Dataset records
___

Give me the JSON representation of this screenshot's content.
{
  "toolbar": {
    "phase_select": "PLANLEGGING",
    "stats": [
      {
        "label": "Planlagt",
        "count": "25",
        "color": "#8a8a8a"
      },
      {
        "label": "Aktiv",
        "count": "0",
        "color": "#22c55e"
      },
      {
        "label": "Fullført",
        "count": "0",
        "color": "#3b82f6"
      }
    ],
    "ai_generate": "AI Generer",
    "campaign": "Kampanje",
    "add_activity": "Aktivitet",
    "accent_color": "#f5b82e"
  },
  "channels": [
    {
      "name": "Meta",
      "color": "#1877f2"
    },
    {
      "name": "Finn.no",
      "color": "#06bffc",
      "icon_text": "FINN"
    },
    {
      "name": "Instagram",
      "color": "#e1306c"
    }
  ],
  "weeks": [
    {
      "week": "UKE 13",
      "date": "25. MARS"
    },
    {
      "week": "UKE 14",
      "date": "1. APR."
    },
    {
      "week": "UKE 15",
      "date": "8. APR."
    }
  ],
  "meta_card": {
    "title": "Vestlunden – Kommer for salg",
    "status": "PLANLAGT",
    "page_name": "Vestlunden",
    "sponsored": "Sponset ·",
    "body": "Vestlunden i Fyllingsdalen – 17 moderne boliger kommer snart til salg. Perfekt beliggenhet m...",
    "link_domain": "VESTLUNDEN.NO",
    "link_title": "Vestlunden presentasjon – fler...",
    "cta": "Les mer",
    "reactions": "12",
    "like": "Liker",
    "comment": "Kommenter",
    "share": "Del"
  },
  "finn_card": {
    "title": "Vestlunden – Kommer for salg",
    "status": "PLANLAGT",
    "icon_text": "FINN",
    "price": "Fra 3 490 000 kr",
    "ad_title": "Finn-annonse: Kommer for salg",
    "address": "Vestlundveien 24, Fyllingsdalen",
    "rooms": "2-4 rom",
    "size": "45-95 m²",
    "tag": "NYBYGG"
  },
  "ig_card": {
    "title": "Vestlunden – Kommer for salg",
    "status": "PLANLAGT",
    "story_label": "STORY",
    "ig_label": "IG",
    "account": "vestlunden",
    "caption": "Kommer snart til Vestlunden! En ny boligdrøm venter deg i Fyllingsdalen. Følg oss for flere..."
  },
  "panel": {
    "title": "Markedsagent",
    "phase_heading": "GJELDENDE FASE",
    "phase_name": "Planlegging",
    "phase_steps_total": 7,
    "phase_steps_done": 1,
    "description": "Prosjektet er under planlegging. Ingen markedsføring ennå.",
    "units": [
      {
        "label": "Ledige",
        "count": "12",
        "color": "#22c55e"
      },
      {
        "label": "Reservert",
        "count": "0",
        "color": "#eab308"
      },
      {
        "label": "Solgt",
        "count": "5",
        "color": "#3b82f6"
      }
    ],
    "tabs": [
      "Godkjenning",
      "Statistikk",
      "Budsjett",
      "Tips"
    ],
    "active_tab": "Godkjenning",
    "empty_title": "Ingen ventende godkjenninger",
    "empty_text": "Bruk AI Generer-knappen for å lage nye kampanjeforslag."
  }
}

___

AIM: Using the data above, print every record exactly as shown.

RESULT OF THE TASK:
Give me the JSON representation of this screenshot's content.
{
  "toolbar": {
    "phase_select": "PLANLEGGING",
    "stats": [
      {
        "label": "Planlagt",
        "count": "25",
        "color": "#8a8a8a"
      },
      {
        "label": "Aktiv",
        "count": "0",
        "color": "#22c55e"
      },
      {
        "label": "Fullført",
        "count": "0",
        "color": "#3b82f6"
      }
    ],
    "ai_generate": "AI Generer",
    "campaign": "Kampanje",
    "add_activity": "Aktivitet",
    "accent_color": "#f5b82e"
  },
  "channels": [
    {
      "name": "Meta",
      "color": "#1877f2"
    },
    {
      "name": "Finn.no",
      "color": "#06bffc",
      "icon_text": "FINN"
    },
    {
      "name": "Instagram",
      "color": "#e1306c"
    }
  ],
  "weeks": [
    {
      "week": "UKE 13",
      "date": "25. MARS"
    },
    {
      "week": "UKE 14",
      "date": "1. APR."
    },
    {
      "week": "UKE 15",
      "date": "8. APR."
    }
  ],
  "meta_card": {
    "title": "Vestlunden – Kommer for salg",
    "status": "PLANLAGT",
    "page_name": "Vestlunden",
    "sponsored": "Sponset ·",
    "body": "Vestlunden i Fyllingsdalen – 17 moderne boliger kommer snart til salg. Perfekt beliggenhet m...",
    "link_domain": "VESTLUNDEN.NO",
    "link_title": "Vestlunden presentasjon – fler...",
    "cta": "Les mer",
    "reactions": "12",
    "like": "Liker",
    "comment": "Kommenter",
    "share": "Del"
  },
  "finn_card": {
    "title": "Vestlunden – Kommer for salg",
    "status": "PLANLAGT",
    "icon_text": "FINN",
    "price": "Fra 3 490 000 kr",
    "ad_title": "Finn-annonse: Kommer for salg",
    "address": "Vestlundveien 24, Fyllingsdalen",
    "rooms": "2-4 rom",
    "size": "45-95 m²",
    "tag": "NYBYGG"
  },
  "ig_card": {
    "title": "Vestlunden – Kommer for salg",
    "status": "PLANLAGT",
    "story_label": "STORY",
    "ig_label": "IG",
    "account": "vestlunden",
    "caption": "Kommer snart til Vestlunden! En ny boligdrøm venter deg i Fyllingsdalen. Følg oss for flere..."
  },
  "panel": {
    "title": "Markedsagent",
    "phase_heading": "GJELDENDE FASE",
    "phase_name": "Planlegging",
    "phase_steps_total": 7,
    "phase_steps_done": 1,
    "description": "Prosjektet er under planlegging. Ingen markedsføring ennå.",
    "units": [
      {
        "label": "Ledige",
        "count": "12",
        "color": "#22c55e"
      },
      {
        "label": "Reservert",
        "count": "0",
        "color": "#eab308"
      },
      {
        "label": "Solgt",
        "count": "5",
        "color": "#3b82f6"
      }
    ],
    "tabs": [
      "Godkjenning",
      "Statistikk",
      "Budsjett",
      "Tips"
    ],
    "active_tab": "Godkjenning",
    "empty_title": "Ingen ventende godkjenninger",
    "empty_text": "Bruk AI Generer-knappen for å lage nye kampanjeforslag."
  }
}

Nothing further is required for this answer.